Instructions to follow – Here are some records; quote them exactly, leaving out the pictures.

○ ○ ○

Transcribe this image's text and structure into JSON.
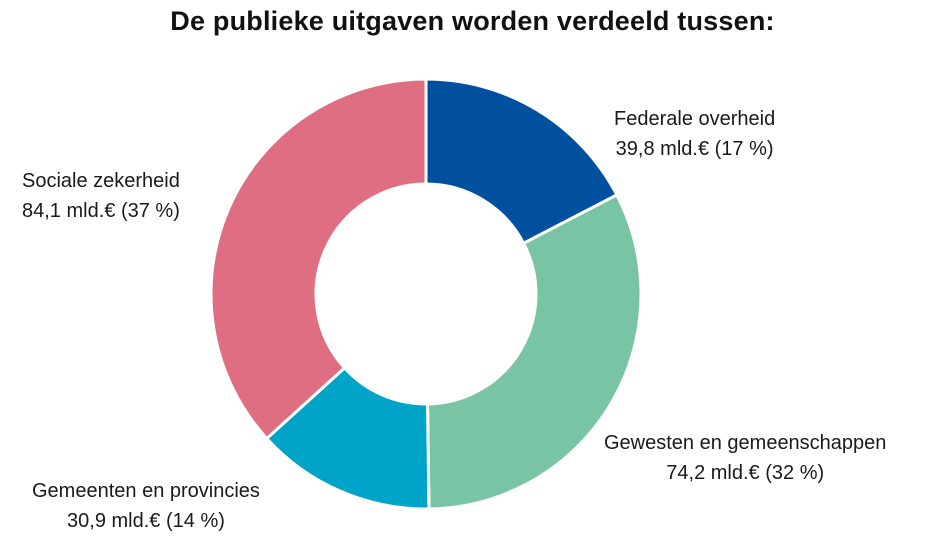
{
  "chart_data": {
    "type": "pie",
    "donut": true,
    "title": "De publieke uitgaven worden verdeeld tussen:",
    "unit": "mld.€",
    "slices": [
      {
        "name": "Federale overheid",
        "value": 39.8,
        "percent": 17,
        "value_label": "39,8 mld.€ (17 %)",
        "color": "#0050A0"
      },
      {
        "name": "Gewesten en gemeenschappen",
        "value": 74.2,
        "percent": 32,
        "value_label": "74,2 mld.€ (32 %)",
        "color": "#78C4A5"
      },
      {
        "name": "Gemeenten en provincies",
        "value": 30.9,
        "percent": 14,
        "value_label": "30,9 mld.€ (14 %)",
        "color": "#00A4C8"
      },
      {
        "name": "Sociale zekerheid",
        "value": 84.1,
        "percent": 37,
        "value_label": "84,1 mld.€ (37 %)",
        "color": "#E06E82"
      }
    ]
  }
}
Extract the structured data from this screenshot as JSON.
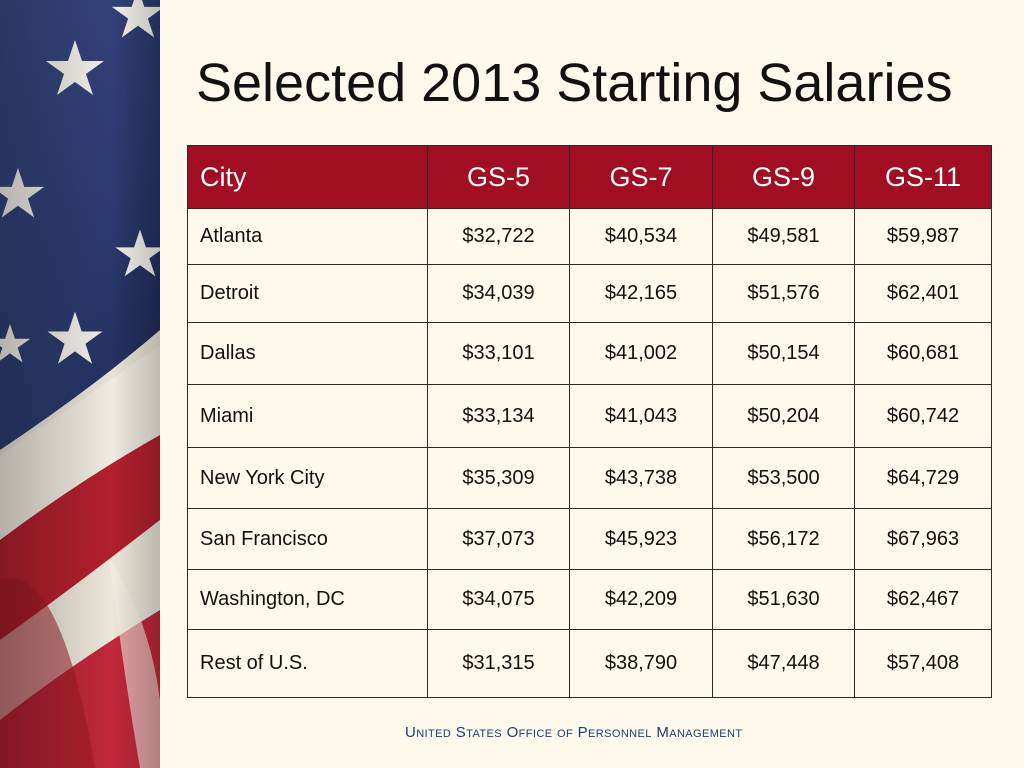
{
  "title": "Selected 2013 Starting Salaries",
  "table": {
    "headers": [
      "City",
      "GS-5",
      "GS-7",
      "GS-9",
      "GS-11"
    ],
    "rows": [
      {
        "city": "Atlanta",
        "values": [
          "$32,722",
          "$40,534",
          "$49,581",
          "$59,987"
        ]
      },
      {
        "city": "Detroit",
        "values": [
          "$34,039",
          "$42,165",
          "$51,576",
          "$62,401"
        ]
      },
      {
        "city": "Dallas",
        "values": [
          "$33,101",
          "$41,002",
          "$50,154",
          "$60,681"
        ]
      },
      {
        "city": "Miami",
        "values": [
          "$33,134",
          "$41,043",
          "$50,204",
          "$60,742"
        ]
      },
      {
        "city": "New York City",
        "values": [
          "$35,309",
          "$43,738",
          "$53,500",
          "$64,729"
        ]
      },
      {
        "city": "San Francisco",
        "values": [
          "$37,073",
          "$45,923",
          "$56,172",
          "$67,963"
        ]
      },
      {
        "city": "Washington, DC",
        "values": [
          "$34,075",
          "$42,209",
          "$51,630",
          "$62,467"
        ]
      },
      {
        "city": "Rest of U.S.",
        "values": [
          "$31,315",
          "$38,790",
          "$47,448",
          "$57,408"
        ]
      }
    ]
  },
  "footer": "United States Office of Personnel Management",
  "colors": {
    "header_bg": "#a10e22",
    "background": "#fdf9ec",
    "footer_text": "#1b3d7a",
    "flag_blue": "#2b3a6e",
    "flag_red": "#b2202c"
  },
  "decoration": "american-flag-image"
}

○ ○ ○

Exercise answer –
Transcribe this image's text and structure into JSON.
{
  "chart_data": {
    "type": "pie",
    "donut": true,
    "title": "De publieke uitgaven worden verdeeld tussen:",
    "unit": "mld.€",
    "slices": [
      {
        "name": "Federale overheid",
        "value": 39.8,
        "percent": 17,
        "value_label": "39,8 mld.€ (17 %)",
        "color": "#0050A0"
      },
      {
        "name": "Gewesten en gemeenschappen",
        "value": 74.2,
        "percent": 32,
        "value_label": "74,2 mld.€ (32 %)",
        "color": "#78C4A5"
      },
      {
        "name": "Gemeenten en provincies",
        "value": 30.9,
        "percent": 14,
        "value_label": "30,9 mld.€ (14 %)",
        "color": "#00A4C8"
      },
      {
        "name": "Sociale zekerheid",
        "value": 84.1,
        "percent": 37,
        "value_label": "84,1 mld.€ (37 %)",
        "color": "#E06E82"
      }
    ]
  }
}
Extract the structured data from this screenshot as JSON.
{
  "title": "Selected 2013 Starting Salaries",
  "table": {
    "headers": [
      "City",
      "GS-5",
      "GS-7",
      "GS-9",
      "GS-11"
    ],
    "rows": [
      {
        "city": "Atlanta",
        "values": [
          "$32,722",
          "$40,534",
          "$49,581",
          "$59,987"
        ]
      },
      {
        "city": "Detroit",
        "values": [
          "$34,039",
          "$42,165",
          "$51,576",
          "$62,401"
        ]
      },
      {
        "city": "Dallas",
        "values": [
          "$33,101",
          "$41,002",
          "$50,154",
          "$60,681"
        ]
      },
      {
        "city": "Miami",
        "values": [
          "$33,134",
          "$41,043",
          "$50,204",
          "$60,742"
        ]
      },
      {
        "city": "New York City",
        "values": [
          "$35,309",
          "$43,738",
          "$53,500",
          "$64,729"
        ]
      },
      {
        "city": "San Francisco",
        "values": [
          "$37,073",
          "$45,923",
          "$56,172",
          "$67,963"
        ]
      },
      {
        "city": "Washington, DC",
        "values": [
          "$34,075",
          "$42,209",
          "$51,630",
          "$62,467"
        ]
      },
      {
        "city": "Rest of U.S.",
        "values": [
          "$31,315",
          "$38,790",
          "$47,448",
          "$57,408"
        ]
      }
    ]
  },
  "footer": "United States Office of Personnel Management",
  "colors": {
    "header_bg": "#a10e22",
    "background": "#fdf9ec",
    "footer_text": "#1b3d7a",
    "flag_blue": "#2b3a6e",
    "flag_red": "#b2202c"
  },
  "decoration": "american-flag-image"
}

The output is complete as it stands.